» **What is needed**: From the listing below, tally the lines that include "this". Return only the total.

★ ★ ★ ★

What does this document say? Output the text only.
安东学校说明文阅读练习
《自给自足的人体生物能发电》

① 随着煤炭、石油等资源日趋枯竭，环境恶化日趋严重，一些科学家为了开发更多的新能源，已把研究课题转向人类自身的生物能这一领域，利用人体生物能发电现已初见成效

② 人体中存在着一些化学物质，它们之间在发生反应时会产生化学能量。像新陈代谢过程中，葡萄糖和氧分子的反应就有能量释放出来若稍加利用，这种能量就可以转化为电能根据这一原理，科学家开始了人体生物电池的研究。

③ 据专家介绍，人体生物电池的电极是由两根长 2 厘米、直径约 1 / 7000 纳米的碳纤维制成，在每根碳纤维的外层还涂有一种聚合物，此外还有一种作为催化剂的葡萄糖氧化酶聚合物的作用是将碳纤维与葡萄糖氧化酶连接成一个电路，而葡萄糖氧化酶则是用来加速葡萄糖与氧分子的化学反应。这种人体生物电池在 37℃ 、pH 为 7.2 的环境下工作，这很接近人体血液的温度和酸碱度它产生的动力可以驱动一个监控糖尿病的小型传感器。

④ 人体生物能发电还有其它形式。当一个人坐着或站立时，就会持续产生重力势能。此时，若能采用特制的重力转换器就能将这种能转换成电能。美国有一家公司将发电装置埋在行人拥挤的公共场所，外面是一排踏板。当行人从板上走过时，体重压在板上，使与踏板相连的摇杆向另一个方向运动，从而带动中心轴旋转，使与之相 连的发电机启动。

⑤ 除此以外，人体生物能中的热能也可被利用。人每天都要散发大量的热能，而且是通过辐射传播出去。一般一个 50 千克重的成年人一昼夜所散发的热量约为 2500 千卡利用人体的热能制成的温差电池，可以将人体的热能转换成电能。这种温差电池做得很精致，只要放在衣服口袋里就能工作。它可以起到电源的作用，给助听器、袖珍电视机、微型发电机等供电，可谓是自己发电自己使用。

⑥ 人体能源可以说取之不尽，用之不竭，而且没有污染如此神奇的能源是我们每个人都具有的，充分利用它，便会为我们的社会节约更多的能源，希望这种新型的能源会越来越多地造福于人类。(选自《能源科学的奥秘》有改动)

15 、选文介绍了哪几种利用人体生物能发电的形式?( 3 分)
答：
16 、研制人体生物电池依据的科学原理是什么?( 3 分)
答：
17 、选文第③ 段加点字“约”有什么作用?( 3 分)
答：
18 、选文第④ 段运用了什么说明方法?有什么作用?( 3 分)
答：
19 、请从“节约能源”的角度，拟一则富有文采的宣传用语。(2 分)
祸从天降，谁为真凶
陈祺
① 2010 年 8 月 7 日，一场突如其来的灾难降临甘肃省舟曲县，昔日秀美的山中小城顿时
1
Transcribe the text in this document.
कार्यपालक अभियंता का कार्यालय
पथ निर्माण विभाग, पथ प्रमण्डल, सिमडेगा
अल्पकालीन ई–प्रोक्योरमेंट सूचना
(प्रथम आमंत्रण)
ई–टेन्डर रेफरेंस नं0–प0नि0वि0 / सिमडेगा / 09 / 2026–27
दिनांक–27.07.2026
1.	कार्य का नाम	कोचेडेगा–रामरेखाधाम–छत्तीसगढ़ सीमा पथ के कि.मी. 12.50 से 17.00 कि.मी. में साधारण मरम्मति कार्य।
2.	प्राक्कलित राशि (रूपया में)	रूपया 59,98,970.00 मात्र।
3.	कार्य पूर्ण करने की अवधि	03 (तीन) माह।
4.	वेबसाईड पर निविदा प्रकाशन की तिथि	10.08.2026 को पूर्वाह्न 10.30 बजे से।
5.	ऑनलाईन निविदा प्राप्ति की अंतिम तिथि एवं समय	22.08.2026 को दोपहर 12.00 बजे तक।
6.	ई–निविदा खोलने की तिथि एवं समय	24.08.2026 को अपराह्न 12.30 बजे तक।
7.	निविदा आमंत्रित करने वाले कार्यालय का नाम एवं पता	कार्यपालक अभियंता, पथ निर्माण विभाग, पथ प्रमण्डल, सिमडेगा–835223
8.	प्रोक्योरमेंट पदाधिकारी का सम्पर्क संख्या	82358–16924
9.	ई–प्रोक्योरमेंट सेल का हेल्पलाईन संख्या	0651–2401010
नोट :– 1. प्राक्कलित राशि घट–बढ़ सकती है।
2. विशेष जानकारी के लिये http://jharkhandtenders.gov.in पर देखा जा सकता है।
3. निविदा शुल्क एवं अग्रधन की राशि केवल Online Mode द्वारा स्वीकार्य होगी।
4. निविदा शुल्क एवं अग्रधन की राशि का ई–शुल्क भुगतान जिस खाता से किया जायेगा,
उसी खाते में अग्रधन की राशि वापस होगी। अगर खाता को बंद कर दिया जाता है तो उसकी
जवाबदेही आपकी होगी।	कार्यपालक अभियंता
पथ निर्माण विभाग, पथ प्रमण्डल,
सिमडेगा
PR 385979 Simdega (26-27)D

★ ★ ★ ★

» **Final answer**: 2